*TASK DETAILS*
Starting with the line that contains "Transcribe the text in this document.", copy each line exactly through the end of the listing, and omit all pictures.

Stored entries:

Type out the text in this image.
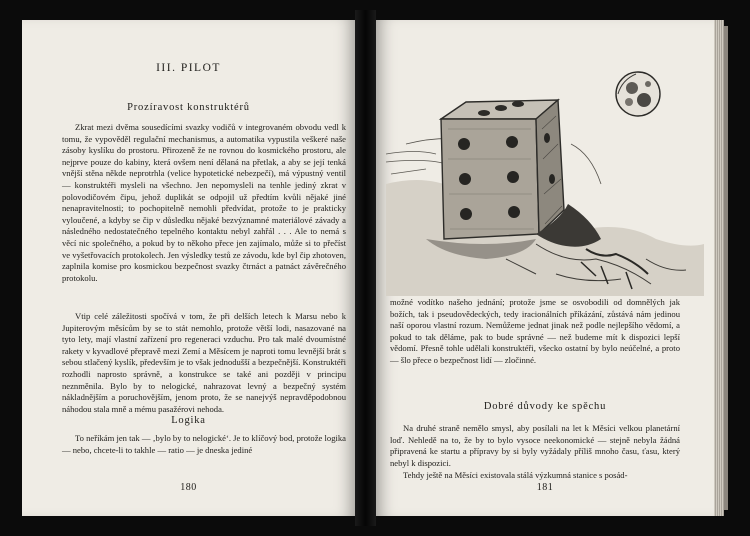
III. PILOT
Prozíravost konstruktérů

Zkrat mezi dvěma sousedícími svazky vodičů v integrovaném obvodu vedl k tomu, že vypověděl regulační mechanismus, a automatika vypustila veškeré naše zásoby kyslíku do prostoru. Přirozeně že ne rovnou do kosmického prostoru, ale nejprve pouze do kabiny, která ovšem není dělaná na přetlak, a aby se její tenká vnější stěna někde neprotrhla (velice hypotetické nebezpečí), má výpustný ventil — konstruktéři mysleli na všechno. Jen nepomysleli na tenhle jediný zkrat v polovodičovém čipu, jehož duplikát se odpojil už předtím kvůli nějaké jiné nenapravitelnosti; to pochopitelně nemohli předvídat, protože to je prakticky vyloučené, a kdyby se čip v důsledku nějaké bezvýznamné materiálové závady a následného nedostatečného tepelného kontaktu nebyl zahřál . . . Ale to nemá s věcí nic společného, a pokud by to někoho přece jen zajímalo, může si to přečíst ve vyšetřovacích protokolech. Jen výsledky testů ze závodu, kde byl čip zhotoven, zaplnila komise pro kosmickou bezpečnost svazky čtrnáct a patnáct závěrečného protokolu.

Vtip celé záležitosti spočívá v tom, že při delších letech k Marsu nebo k Jupiterovým měsícům by se to stát nemohlo, protože větší lodi, nasazované na tyto lety, mají vlastní zařízení pro regeneraci vzduchu. Pro tak malé dvoumístné rakety v kyvadlové přepravě mezi Zemí a Měsícem je naproti tomu levnější brát s sebou stlačený kyslík, především je to však jednodušší a bezpečnější. Konstruktéři rozhodli naprosto správně, a konstrukce se také ani později v principu neznměnila. Bylo by to nelogické, nahrazovat levný a bezpečný systém nákladnějším a poruchovějším, jenom proto, že se nanejvýš nepravděpodobnou náhodou stala mně a mému pasažérovi nehoda.

Logika

To neříkám jen tak — ‚bylo by to nelogické‘. Je to klíčový bod, protože logika — nebo, chcete-li to takhle — ratio — je dneska jediné

180

možné vodítko našeho jednání; protože jsme se osvobodili od domnělých jak božích, tak i pseudovědeckých, tedy iracionálních příkázání, zůstává nám jedinou naší oporou vlastní rozum. Nemůžeme jednat jinak než podle nejlepšího vědomí, a pokud to tak děláme, pak to bude správné — než budeme mít k dispozici lepší vědomí. Přesně tohle udělali konstruktéři, všecko ostatní by bylo neúčelné, a proto — šlo přece o bezpečnost lidí — zločinné.

Dobré důvody ke spěchu

Na druhé straně nemělo smysl, aby posílali na let k Měsíci velkou planetární loď. Nehledě na to, že by to bylo vysoce neekonomické — stejně nebyla žádná připravená ke startu a přípravy by si byly vyžádaly příliš mnoho času, ťasu, který nebyl k dispozici.

Tehdy ještě na Měsíci existovala stálá výzkumná stanice s posád-

181
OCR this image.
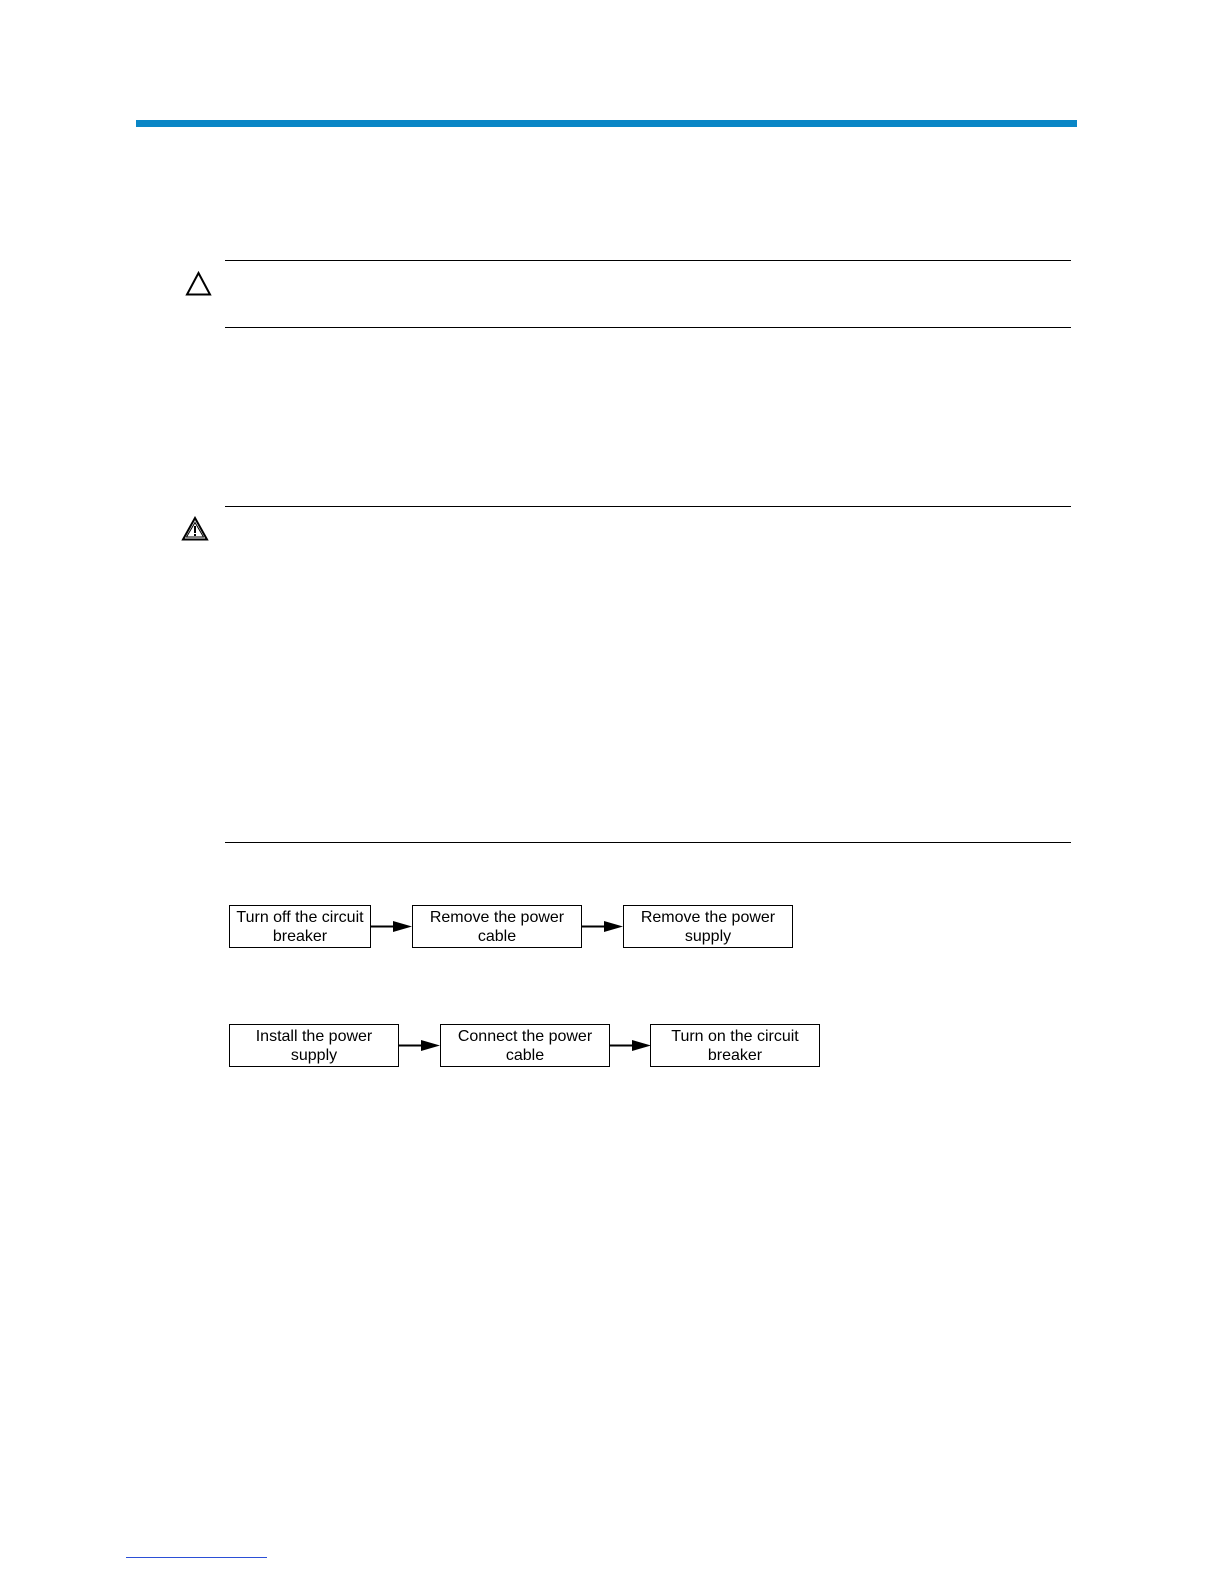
Turn off the circuit breaker
Remove the power cable
Remove the power supply
Install the power supply
Connect the power cable
Turn on the circuit breaker
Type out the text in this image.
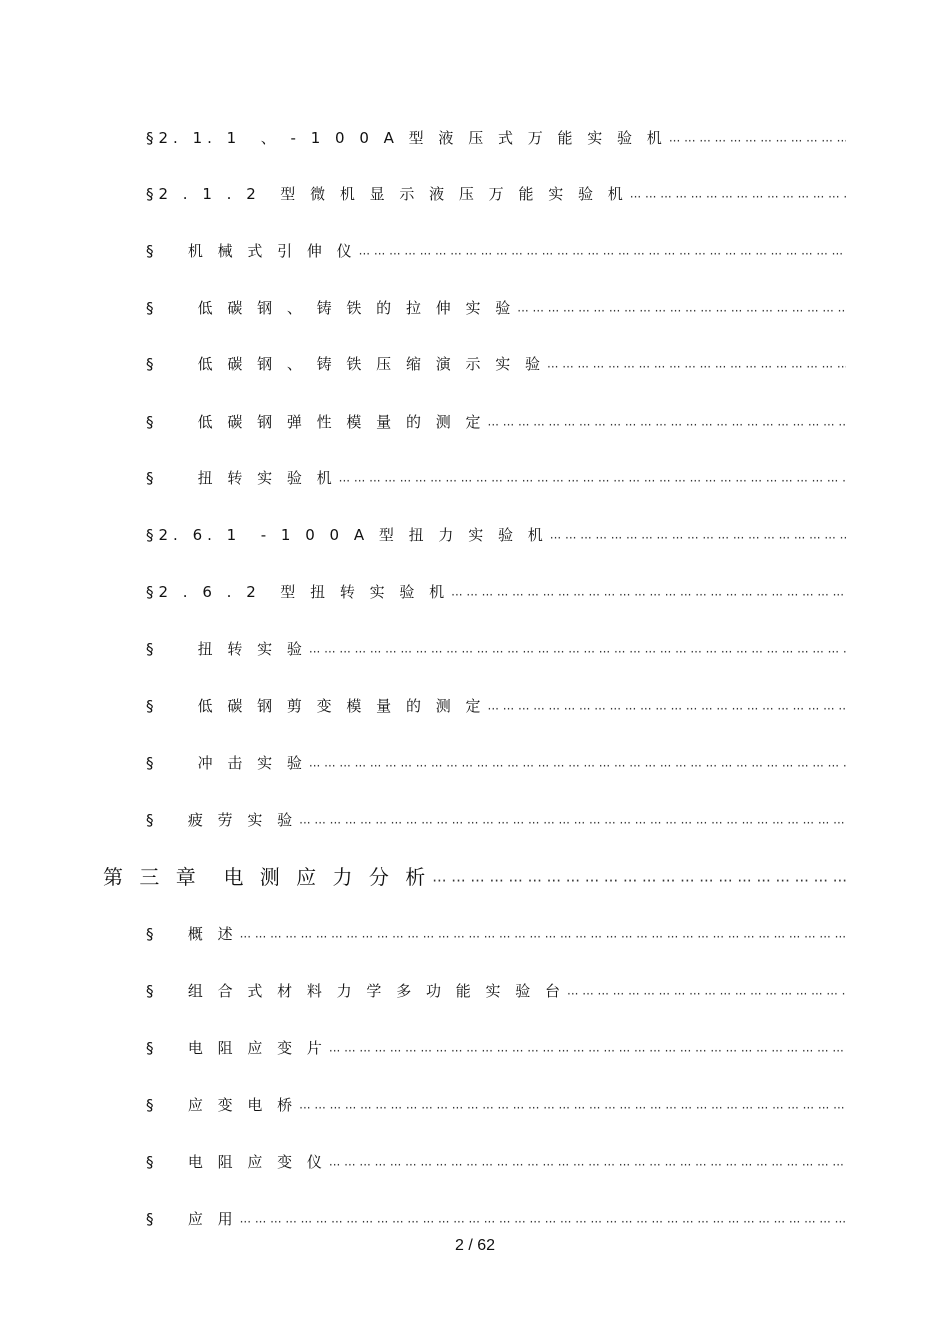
§2. 1. 1 、 - 1 0 0 A 型 液 压 式 万 能 实 验 机
··· ·
§2 . 1 . 2 型 微 机 显 示 液 压 万 能 实 验 机
··· ·
§ 机 械 式 引 伸 仪
··· ·
§	低 碳 钢 、 铸 铁 的 拉 伸 实 验
··· ·
§	低 碳 钢 、 铸 铁 压 缩 演 示 实 验
··· ·
§	低 碳 钢 弹 性 模 量 的 测 定
··· ·
§	扭 转 实 验 机
··· ·
§2. 6. 1 - 1 0 0 A 型 扭 力 实 验 机
··· ·
§2 . 6 . 2 型 扭 转 实 验 机
··· ·
§	扭 转 实 验
··· ·
§	低 碳 钢 剪 变 模 量 的 测 定
··· ·
§	冲 击 实 验
··· ·
§ 疲 劳 实 验
··· ·
第 三 章 电 测 应 力 分 析
··· ·
§ 概 述
··· ·
§ 组 合 式 材 料 力 学 多 功 能 实 验 台
··· ·
§ 电 阻 应 变 片
··· ·
§ 应 变 电 桥
··· ·
§ 电 阻 应 变 仪
··· ·
§ 应 用
··· ·
2 / 62
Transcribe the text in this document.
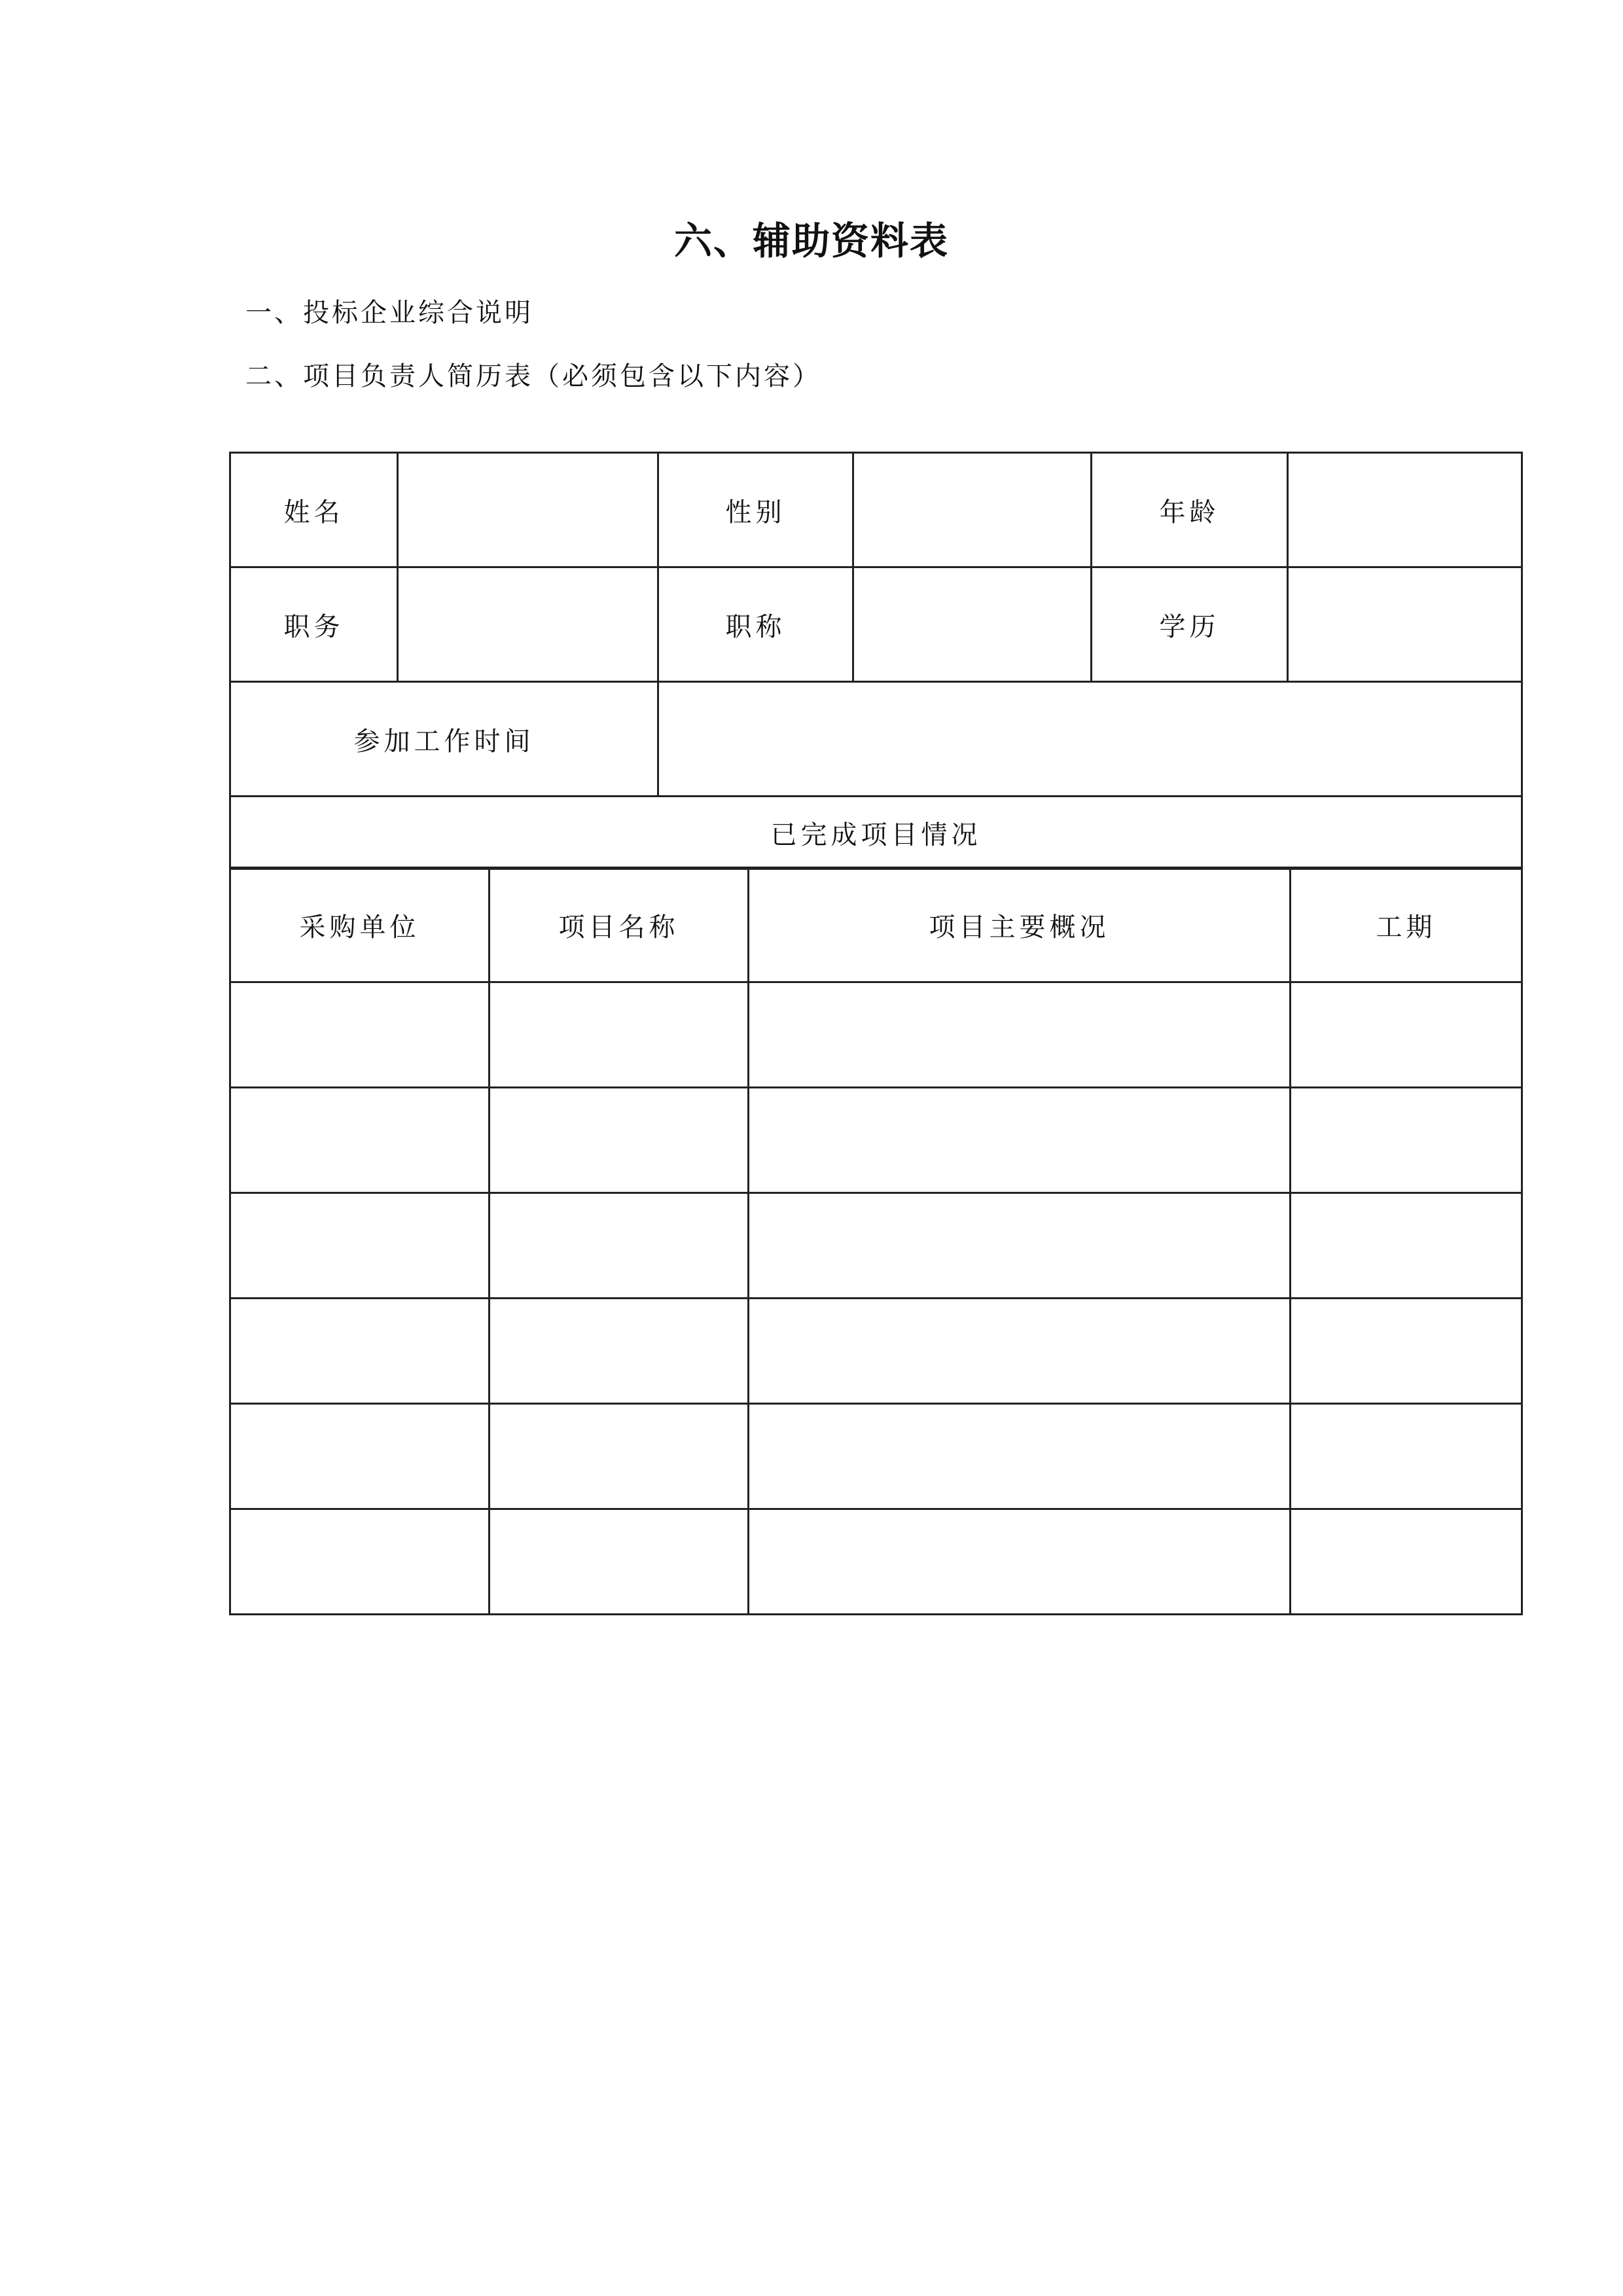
六、辅助资料表
一、投标企业综合说明
二、项目负责人简历表（必须包含以下内容）
姓名		性别		年龄	
职务		职称		学历	
参加工作时间					
已完成项目情况					
采购单位	项目名称	项目主要概况	工期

*ANSWER IN FULL*
Transcribe the text in this document.
六、辅助资料表
一、投标企业综合说明
二、项目负责人简历表（必须包含以下内容）
姓名		性别		年龄	
职务		职称		学历	
参加工作时间					
已完成项目情况					
采购单位	项目名称	项目主要概况	工期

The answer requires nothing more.